[Collected data]
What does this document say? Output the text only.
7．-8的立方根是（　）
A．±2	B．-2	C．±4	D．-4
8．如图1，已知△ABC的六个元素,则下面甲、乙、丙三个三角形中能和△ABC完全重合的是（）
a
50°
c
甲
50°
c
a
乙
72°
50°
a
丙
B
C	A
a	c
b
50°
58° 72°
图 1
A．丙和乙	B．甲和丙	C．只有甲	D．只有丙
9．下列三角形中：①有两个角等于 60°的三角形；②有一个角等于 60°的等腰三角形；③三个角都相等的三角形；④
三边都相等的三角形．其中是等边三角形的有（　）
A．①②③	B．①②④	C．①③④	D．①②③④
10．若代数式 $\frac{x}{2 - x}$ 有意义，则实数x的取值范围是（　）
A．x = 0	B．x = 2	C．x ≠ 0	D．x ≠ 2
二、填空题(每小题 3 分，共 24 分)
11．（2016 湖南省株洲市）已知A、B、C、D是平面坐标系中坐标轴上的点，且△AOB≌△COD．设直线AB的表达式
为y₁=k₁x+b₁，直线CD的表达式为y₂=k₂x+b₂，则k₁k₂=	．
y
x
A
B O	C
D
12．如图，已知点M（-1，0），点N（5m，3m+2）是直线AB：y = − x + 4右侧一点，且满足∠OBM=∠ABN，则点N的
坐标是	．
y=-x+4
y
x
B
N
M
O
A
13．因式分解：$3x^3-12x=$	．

▶ TASK INSTRUCTIONS
Set down all of the records shown above once more, exactly.

▶ THE SOLUTION
What does this document say? Output the text only.
7．-8的立方根是（　）
A．±2	B．-2	C．±4	D．-4
8．如图1，已知△ABC的六个元素,则下面甲、乙、丙三个三角形中能和△ABC完全重合的是（）
a
50°
c
甲
50°
c
a
乙
72°
50°
a
丙
B
C	A
a	c
b
50°
58° 72°
图 1
A．丙和乙	B．甲和丙	C．只有甲	D．只有丙
9．下列三角形中：①有两个角等于 60°的三角形；②有一个角等于 60°的等腰三角形；③三个角都相等的三角形；④
三边都相等的三角形．其中是等边三角形的有（　）
A．①②③	B．①②④	C．①③④	D．①②③④
10．若代数式 $\frac{x}{2 - x}$ 有意义，则实数x的取值范围是（　）
A．x = 0	B．x = 2	C．x ≠ 0	D．x ≠ 2
二、填空题(每小题 3 分，共 24 分)
11．（2016 湖南省株洲市）已知A、B、C、D是平面坐标系中坐标轴上的点，且△AOB≌△COD．设直线AB的表达式
为y₁=k₁x+b₁，直线CD的表达式为y₂=k₂x+b₂，则k₁k₂=	．
y
x
A
B O	C
D
12．如图，已知点M（-1，0），点N（5m，3m+2）是直线AB：y = − x + 4右侧一点，且满足∠OBM=∠ABN，则点N的
坐标是	．
y=-x+4
y
x
B
N
M
O
A
13．因式分解：$3x^3-12x=$	．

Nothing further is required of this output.